**Exercise objective**
Of the lines in the entries below, state how many hold the word "colors". Say nothing else.

## begin

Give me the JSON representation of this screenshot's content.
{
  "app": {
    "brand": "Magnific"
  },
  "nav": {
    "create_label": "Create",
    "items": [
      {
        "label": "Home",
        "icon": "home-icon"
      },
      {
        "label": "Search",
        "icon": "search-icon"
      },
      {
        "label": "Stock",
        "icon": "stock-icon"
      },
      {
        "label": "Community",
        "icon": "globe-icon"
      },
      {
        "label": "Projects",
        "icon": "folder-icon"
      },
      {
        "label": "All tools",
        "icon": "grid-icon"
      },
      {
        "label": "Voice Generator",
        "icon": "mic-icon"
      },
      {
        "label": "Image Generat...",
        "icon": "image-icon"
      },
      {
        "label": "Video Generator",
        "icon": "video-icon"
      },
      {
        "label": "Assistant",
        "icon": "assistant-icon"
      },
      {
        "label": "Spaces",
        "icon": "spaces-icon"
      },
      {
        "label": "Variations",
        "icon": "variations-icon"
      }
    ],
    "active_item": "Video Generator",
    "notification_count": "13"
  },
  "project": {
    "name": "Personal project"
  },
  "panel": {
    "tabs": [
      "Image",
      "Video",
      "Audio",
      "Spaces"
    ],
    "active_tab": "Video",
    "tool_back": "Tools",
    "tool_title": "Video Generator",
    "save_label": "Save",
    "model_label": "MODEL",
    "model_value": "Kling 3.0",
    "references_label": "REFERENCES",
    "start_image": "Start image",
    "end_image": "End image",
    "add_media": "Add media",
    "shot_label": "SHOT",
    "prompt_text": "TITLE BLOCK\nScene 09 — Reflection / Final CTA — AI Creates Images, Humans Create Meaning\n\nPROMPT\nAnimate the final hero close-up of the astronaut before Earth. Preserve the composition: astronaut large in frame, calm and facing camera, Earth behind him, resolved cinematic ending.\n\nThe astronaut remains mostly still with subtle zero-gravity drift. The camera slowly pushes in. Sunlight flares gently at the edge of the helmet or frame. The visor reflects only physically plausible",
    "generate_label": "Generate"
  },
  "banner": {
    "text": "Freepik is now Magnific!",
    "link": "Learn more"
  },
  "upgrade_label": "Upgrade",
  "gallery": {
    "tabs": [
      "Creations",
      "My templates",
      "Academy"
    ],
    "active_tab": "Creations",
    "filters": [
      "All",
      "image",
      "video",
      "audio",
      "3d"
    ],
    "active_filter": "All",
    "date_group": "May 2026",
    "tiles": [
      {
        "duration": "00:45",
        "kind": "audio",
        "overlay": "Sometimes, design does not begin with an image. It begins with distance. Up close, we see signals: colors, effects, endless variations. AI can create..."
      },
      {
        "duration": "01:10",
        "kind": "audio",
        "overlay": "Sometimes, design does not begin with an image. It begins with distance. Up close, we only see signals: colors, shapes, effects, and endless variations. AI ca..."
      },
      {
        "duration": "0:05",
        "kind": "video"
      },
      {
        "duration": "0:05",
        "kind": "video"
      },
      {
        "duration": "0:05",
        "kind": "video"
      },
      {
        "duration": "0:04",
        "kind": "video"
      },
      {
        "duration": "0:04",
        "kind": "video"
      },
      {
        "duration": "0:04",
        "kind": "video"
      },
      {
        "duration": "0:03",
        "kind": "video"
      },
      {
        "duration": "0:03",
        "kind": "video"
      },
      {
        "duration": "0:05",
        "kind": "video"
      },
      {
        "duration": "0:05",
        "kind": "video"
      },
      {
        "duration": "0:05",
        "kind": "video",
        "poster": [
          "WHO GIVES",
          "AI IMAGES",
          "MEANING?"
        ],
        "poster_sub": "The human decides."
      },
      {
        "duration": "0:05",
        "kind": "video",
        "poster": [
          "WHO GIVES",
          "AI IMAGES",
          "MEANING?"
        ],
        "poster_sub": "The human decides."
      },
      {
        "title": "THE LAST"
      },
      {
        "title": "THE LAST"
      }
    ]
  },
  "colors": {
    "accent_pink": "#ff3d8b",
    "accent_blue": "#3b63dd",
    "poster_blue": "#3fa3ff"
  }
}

## end

**Expected output**
3